* _TASK DESCRIPTION_
Copy out each line below that has the word "Superficie" in it.

[Stored data]

******

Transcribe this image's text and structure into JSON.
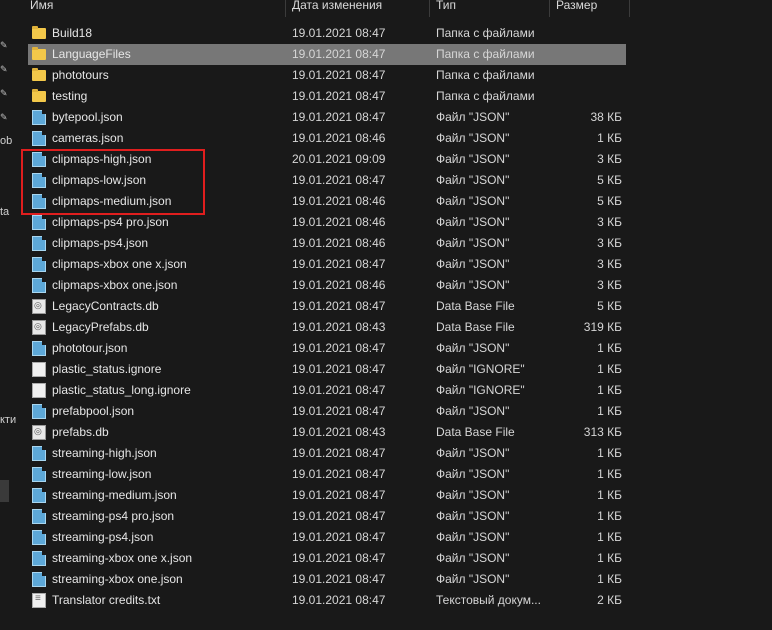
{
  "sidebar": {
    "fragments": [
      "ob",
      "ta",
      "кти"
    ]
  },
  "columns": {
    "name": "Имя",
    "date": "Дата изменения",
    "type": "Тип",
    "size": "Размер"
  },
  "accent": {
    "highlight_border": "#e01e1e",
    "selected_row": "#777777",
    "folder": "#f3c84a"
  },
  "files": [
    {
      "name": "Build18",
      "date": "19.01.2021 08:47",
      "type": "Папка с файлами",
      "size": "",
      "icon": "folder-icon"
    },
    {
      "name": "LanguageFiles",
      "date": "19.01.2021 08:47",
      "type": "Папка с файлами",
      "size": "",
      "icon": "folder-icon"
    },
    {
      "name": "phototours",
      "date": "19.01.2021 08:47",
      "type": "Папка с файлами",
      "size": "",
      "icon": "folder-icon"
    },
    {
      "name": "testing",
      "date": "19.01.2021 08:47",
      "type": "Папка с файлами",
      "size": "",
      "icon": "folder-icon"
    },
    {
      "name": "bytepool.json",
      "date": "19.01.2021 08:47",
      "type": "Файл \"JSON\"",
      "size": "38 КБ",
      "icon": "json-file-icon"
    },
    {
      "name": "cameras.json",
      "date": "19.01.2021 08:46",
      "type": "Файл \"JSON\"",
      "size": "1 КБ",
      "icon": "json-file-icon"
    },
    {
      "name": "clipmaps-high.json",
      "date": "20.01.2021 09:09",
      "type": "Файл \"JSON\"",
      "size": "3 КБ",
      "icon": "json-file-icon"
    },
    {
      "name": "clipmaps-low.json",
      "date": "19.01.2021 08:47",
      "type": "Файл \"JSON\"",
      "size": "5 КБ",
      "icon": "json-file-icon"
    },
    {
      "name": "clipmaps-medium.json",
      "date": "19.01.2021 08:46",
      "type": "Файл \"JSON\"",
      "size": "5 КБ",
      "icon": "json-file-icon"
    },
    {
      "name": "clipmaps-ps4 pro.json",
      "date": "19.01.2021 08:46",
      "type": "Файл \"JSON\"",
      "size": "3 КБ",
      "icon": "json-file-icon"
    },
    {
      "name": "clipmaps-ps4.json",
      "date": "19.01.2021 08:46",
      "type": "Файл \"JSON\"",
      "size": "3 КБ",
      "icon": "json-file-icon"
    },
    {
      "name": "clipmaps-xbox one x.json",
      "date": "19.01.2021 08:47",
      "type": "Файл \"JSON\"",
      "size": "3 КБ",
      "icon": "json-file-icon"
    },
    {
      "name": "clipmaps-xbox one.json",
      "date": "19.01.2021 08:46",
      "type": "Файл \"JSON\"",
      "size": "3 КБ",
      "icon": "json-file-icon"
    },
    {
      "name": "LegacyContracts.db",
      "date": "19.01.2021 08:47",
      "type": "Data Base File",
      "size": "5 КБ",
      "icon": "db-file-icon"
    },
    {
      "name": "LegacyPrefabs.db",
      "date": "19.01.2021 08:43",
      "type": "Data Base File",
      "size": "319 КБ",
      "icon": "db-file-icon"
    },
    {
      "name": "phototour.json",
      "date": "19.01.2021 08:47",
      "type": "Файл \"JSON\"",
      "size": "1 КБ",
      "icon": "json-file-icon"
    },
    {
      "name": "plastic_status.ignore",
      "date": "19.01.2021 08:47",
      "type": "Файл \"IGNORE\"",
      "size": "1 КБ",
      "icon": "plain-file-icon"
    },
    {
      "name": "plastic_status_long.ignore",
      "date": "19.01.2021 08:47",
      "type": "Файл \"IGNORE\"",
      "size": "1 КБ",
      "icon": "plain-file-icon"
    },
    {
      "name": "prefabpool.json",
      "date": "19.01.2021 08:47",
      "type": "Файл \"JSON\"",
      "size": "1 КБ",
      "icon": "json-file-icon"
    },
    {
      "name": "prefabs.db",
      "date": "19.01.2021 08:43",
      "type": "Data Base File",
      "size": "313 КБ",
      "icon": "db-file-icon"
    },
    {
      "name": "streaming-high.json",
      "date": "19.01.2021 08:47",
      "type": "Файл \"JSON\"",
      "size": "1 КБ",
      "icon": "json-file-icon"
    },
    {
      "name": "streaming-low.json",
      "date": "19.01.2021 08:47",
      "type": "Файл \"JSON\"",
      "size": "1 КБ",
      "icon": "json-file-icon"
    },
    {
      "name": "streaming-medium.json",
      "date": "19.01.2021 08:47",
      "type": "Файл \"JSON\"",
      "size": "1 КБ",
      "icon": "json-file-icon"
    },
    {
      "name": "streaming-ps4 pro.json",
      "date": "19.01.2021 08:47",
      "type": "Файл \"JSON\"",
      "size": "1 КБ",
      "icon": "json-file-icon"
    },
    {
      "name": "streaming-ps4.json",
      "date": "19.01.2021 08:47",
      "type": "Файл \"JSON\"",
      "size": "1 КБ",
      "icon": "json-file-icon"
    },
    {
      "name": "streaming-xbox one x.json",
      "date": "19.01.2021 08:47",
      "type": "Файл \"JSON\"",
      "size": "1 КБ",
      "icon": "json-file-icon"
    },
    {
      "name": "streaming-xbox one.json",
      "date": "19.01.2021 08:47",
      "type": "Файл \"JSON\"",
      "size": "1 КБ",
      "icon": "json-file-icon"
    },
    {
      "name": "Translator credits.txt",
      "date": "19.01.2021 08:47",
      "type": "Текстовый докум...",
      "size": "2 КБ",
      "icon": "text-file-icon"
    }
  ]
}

******

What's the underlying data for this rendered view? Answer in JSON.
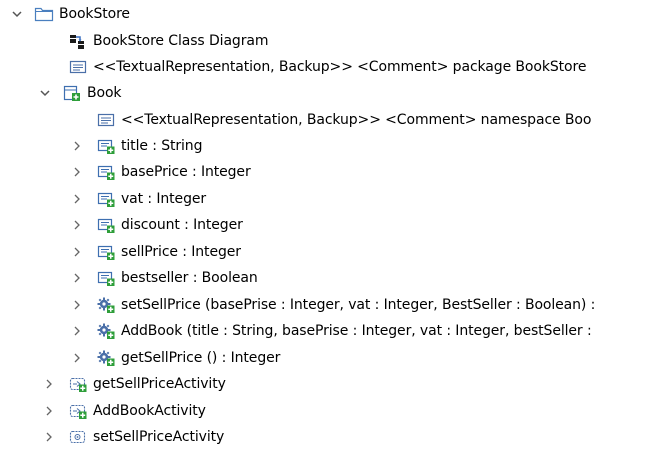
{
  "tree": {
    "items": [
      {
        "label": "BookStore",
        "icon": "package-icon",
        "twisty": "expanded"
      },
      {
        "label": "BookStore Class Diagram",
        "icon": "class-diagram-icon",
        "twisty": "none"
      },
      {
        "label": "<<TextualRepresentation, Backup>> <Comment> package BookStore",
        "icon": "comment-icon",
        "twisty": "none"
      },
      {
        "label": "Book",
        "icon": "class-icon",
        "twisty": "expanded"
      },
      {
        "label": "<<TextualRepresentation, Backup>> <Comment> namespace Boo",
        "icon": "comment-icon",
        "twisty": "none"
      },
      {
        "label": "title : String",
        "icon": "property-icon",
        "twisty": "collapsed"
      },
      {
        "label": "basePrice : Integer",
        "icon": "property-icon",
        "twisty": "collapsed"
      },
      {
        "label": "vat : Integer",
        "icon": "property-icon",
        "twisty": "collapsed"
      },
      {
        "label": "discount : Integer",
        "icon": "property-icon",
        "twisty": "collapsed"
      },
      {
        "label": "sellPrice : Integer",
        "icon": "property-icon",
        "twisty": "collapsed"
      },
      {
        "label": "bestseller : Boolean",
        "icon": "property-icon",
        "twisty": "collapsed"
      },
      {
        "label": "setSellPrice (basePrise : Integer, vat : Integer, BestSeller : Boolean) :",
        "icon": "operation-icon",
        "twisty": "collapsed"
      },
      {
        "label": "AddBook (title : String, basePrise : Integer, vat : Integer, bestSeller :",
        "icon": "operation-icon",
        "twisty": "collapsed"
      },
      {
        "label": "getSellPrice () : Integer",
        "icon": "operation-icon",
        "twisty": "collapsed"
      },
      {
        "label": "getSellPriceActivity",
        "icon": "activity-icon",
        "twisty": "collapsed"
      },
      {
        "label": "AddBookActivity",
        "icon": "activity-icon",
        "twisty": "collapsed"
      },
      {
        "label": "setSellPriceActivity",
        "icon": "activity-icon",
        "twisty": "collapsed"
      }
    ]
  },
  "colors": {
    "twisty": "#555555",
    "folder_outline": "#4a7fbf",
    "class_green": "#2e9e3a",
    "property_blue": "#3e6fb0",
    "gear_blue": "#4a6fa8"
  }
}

******

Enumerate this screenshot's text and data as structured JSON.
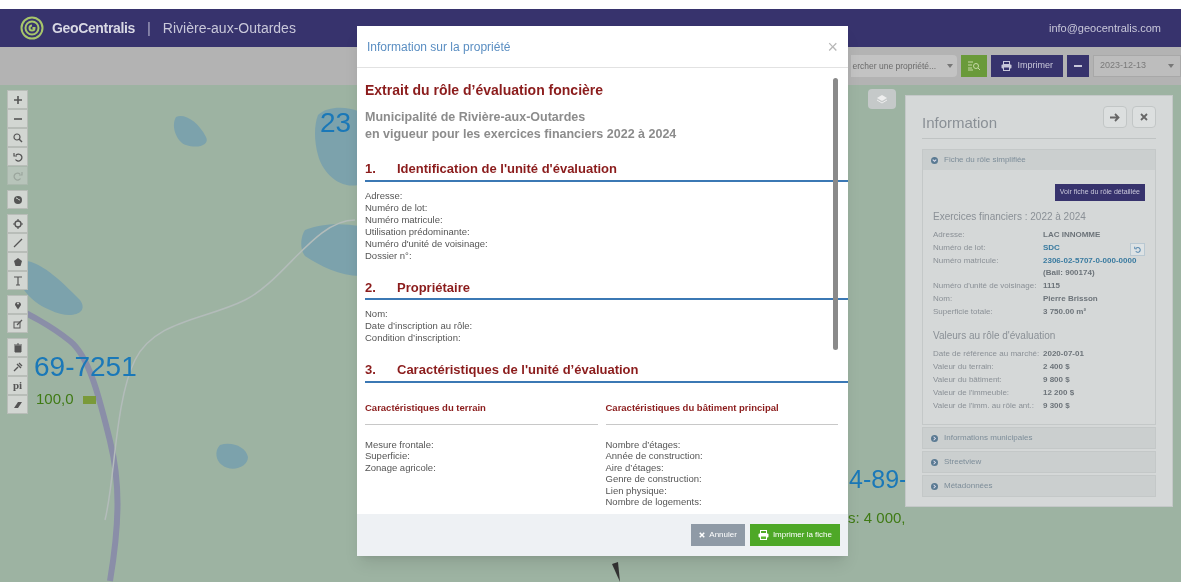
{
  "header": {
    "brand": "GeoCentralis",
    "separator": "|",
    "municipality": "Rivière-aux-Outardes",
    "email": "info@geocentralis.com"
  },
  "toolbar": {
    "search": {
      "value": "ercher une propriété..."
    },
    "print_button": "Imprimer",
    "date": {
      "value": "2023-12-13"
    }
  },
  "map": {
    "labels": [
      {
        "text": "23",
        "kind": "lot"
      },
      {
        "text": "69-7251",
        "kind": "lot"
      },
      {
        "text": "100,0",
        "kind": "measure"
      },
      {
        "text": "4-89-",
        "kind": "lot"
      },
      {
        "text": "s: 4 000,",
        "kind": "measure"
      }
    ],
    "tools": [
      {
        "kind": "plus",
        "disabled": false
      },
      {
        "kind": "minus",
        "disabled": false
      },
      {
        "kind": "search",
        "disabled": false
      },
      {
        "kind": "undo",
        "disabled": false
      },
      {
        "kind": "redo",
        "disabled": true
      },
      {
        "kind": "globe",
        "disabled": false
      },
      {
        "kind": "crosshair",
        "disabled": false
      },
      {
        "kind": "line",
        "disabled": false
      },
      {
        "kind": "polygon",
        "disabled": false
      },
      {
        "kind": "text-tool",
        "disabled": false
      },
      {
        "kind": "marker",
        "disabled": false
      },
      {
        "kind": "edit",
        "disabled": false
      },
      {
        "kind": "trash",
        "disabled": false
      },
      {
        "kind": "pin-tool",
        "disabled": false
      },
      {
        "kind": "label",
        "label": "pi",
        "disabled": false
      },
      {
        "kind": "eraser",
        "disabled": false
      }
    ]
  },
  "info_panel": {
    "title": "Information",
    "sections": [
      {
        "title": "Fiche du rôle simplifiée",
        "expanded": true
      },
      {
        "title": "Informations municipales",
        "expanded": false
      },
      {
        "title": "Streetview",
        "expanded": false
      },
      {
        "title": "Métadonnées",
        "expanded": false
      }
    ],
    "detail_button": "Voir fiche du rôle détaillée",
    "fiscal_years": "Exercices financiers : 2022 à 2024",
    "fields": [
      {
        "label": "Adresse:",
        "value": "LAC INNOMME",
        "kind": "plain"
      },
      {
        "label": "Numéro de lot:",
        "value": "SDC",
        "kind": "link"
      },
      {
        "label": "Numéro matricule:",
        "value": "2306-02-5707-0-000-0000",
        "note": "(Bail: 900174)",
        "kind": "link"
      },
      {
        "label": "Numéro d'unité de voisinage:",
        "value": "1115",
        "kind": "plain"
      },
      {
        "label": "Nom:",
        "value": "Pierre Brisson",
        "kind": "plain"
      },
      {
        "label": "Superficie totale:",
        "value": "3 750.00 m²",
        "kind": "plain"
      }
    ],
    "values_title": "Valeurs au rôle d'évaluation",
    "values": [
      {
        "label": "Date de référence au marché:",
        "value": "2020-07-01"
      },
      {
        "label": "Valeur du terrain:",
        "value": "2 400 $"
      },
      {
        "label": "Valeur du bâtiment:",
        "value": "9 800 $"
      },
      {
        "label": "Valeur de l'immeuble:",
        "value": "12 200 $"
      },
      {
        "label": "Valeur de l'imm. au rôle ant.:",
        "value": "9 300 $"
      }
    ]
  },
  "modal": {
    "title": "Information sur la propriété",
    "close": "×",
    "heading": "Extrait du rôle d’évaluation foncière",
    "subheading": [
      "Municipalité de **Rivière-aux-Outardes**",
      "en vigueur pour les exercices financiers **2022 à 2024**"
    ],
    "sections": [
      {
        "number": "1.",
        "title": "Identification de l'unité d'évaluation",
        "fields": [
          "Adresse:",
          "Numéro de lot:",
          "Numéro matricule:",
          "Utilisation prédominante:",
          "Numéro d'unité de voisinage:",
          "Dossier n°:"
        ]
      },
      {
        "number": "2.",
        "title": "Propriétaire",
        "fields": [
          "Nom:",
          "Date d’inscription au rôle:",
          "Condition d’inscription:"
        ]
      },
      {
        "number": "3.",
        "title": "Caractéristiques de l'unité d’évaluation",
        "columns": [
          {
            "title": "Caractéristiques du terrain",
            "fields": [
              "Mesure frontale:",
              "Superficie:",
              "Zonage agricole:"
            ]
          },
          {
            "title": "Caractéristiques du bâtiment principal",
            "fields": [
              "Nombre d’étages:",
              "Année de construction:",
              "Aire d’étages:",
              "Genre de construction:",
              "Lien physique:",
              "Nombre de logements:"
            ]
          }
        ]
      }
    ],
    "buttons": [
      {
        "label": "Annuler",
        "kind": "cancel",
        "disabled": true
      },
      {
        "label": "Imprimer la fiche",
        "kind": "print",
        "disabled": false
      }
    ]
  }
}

******

* _SOLUTION_
        "label": "Superficie totale:",
              "Superficie:",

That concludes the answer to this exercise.